-- start of INFORMATION PROVIDED --

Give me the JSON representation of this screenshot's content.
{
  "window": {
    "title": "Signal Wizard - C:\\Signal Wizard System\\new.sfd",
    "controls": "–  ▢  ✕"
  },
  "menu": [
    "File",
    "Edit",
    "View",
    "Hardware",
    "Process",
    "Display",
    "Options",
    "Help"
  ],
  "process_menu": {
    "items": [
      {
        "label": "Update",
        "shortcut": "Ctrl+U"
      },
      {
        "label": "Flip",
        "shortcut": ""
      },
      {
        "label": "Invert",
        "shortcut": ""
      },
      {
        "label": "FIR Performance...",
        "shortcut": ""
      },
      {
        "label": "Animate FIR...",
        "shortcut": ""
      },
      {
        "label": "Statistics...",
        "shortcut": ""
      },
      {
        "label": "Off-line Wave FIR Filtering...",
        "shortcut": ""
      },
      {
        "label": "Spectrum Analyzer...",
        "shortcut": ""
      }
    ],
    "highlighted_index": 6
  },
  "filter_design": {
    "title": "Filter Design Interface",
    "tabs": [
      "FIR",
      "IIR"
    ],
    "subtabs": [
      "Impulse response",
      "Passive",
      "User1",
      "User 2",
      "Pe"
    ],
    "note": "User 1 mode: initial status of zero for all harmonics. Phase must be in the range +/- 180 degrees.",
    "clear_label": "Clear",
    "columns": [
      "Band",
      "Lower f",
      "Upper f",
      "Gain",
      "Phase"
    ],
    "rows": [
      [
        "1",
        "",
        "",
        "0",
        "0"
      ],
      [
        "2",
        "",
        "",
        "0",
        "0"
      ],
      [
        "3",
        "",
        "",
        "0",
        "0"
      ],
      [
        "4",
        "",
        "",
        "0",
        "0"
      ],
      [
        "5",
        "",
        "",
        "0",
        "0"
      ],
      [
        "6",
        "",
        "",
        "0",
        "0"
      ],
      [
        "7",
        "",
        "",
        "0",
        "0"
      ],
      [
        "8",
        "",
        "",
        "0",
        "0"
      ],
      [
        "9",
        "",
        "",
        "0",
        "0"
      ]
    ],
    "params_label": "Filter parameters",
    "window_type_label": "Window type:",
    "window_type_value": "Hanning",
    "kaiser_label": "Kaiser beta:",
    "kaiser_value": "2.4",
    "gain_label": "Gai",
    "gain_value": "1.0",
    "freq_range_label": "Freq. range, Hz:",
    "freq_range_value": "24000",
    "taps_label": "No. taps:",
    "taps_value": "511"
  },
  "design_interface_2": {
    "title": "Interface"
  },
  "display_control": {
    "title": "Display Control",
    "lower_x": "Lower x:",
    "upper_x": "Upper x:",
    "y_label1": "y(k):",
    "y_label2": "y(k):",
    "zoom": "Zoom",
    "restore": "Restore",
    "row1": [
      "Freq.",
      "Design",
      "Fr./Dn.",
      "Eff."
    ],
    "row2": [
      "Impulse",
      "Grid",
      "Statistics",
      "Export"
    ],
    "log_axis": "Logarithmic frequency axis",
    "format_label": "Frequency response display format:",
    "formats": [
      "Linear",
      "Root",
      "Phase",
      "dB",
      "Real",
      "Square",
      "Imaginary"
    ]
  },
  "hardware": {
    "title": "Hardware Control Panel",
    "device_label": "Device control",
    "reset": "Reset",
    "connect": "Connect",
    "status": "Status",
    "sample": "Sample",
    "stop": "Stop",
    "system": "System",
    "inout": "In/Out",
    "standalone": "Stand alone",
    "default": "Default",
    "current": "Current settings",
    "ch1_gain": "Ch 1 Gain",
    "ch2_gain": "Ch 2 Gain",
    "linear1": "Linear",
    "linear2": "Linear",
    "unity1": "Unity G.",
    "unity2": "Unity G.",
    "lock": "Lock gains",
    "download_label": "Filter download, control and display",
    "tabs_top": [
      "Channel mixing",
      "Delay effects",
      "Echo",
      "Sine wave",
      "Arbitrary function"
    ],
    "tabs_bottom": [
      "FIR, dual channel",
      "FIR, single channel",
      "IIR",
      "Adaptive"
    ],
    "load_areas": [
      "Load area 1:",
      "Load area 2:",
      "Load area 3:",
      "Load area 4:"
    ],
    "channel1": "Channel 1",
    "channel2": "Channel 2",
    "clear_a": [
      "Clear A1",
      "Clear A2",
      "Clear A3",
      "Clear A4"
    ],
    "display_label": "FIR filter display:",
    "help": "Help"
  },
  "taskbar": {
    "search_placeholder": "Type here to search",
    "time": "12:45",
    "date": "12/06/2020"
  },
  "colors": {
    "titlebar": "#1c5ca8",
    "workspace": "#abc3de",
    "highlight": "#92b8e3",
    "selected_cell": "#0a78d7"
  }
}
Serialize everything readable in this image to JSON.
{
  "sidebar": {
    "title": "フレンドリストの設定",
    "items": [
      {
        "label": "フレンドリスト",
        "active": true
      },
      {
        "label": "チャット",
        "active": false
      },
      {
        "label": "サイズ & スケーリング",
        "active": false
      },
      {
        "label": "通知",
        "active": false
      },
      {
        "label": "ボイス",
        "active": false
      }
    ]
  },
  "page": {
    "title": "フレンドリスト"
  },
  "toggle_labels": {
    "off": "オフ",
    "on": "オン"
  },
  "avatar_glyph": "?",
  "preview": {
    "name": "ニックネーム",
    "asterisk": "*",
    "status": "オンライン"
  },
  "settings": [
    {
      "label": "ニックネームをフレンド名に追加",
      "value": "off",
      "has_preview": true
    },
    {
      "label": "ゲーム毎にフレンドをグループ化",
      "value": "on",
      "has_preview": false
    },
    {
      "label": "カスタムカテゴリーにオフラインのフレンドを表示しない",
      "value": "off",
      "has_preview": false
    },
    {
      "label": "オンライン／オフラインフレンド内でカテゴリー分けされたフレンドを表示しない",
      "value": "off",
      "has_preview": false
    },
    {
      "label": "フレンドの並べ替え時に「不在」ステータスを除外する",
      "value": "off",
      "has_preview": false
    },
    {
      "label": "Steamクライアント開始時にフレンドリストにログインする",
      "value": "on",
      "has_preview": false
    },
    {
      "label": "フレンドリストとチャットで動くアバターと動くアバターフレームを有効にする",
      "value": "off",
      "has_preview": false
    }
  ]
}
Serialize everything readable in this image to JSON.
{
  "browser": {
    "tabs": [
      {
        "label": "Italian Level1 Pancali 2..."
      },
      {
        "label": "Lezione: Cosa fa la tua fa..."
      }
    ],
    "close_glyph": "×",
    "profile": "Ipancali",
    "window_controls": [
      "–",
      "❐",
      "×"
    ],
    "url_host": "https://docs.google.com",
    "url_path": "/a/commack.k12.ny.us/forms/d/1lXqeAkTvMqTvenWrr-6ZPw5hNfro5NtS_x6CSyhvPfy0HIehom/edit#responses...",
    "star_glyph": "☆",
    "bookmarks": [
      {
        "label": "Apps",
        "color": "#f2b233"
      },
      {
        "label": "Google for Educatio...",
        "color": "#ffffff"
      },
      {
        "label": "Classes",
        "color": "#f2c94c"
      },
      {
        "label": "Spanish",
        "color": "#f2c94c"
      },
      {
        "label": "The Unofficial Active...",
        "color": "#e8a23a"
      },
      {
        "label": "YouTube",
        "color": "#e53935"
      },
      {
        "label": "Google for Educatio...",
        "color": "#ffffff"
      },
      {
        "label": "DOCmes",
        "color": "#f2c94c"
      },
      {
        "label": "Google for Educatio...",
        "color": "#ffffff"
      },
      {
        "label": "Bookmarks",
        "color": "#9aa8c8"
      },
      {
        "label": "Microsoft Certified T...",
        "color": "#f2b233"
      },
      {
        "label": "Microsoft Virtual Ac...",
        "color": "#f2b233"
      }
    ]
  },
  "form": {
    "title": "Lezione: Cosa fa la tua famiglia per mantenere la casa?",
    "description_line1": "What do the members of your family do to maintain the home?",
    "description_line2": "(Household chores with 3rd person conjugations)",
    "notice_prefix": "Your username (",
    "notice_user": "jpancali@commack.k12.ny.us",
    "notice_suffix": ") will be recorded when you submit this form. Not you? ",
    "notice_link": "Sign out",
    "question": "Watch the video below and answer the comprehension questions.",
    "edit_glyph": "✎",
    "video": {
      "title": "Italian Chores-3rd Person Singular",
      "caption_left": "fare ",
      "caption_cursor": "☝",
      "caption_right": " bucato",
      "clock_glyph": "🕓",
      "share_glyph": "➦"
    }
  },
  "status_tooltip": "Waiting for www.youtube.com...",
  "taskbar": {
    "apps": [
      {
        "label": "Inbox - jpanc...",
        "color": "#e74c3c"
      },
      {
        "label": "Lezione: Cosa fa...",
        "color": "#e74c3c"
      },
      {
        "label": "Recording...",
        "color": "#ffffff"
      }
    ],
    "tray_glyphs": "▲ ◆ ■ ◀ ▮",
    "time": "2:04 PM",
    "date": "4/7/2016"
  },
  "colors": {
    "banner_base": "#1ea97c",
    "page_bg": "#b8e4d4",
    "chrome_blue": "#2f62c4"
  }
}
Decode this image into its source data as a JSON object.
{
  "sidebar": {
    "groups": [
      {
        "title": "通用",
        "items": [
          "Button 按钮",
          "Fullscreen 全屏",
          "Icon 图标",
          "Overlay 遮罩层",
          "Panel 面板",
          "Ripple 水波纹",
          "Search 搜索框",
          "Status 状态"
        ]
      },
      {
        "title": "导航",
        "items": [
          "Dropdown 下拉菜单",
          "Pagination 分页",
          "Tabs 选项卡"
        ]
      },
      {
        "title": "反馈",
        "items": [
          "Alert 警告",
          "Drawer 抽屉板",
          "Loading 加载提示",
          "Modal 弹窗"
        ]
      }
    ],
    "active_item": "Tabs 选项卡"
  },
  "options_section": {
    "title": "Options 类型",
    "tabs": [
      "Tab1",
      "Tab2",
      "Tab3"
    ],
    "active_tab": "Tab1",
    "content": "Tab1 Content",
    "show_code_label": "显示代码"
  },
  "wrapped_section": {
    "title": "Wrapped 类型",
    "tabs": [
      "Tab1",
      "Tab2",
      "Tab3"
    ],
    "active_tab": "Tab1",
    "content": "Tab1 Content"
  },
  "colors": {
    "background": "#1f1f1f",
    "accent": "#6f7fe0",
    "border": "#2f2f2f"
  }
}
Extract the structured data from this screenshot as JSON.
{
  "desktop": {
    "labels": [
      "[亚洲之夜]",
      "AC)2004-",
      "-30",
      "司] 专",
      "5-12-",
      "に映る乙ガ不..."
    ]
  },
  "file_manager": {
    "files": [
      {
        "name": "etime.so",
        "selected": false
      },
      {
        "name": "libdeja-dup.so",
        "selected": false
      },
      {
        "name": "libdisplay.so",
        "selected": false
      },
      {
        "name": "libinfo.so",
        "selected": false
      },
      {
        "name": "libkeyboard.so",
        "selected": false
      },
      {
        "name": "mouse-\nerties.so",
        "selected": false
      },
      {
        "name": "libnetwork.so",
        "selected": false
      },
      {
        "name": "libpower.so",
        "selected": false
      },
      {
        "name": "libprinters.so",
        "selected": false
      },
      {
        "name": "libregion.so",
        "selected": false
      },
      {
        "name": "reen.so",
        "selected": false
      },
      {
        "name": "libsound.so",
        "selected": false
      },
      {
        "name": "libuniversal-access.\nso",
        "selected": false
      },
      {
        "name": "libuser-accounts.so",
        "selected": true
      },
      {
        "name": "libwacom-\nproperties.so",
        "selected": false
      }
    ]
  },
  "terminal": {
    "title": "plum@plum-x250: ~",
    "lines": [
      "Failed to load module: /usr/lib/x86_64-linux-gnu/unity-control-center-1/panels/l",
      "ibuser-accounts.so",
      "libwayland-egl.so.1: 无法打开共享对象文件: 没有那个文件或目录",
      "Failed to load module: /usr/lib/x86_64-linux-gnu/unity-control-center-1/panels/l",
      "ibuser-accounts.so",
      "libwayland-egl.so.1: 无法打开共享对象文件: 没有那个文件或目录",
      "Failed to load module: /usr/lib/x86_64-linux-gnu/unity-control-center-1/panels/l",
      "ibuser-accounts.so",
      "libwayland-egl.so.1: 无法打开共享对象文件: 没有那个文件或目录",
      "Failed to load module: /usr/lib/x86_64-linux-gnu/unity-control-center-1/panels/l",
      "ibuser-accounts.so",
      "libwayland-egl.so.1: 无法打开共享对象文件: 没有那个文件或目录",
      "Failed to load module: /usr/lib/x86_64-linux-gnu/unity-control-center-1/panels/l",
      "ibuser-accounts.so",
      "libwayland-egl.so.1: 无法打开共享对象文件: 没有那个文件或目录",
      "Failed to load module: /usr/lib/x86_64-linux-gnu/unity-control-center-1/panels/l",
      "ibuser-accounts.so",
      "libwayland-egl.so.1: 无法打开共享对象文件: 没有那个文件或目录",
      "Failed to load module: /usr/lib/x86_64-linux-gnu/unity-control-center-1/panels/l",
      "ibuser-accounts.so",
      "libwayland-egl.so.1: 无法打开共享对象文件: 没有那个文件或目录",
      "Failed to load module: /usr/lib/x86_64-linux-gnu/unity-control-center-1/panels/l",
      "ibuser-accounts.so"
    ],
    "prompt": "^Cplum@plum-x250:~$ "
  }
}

-- end of INFORMATION PROVIDED --

▶ **WHAT IS ASKED**
Look for "JSON" and pull out every line that has it.

▶ **COMPLETE OUTPUT**
Give me the JSON representation of this screenshot's content.
Serialize everything readable in this image to JSON.
Serialize everything readable in this image to JSON.
Decode this image into its source data as a JSON object.
Extract the structured data from this screenshot as JSON.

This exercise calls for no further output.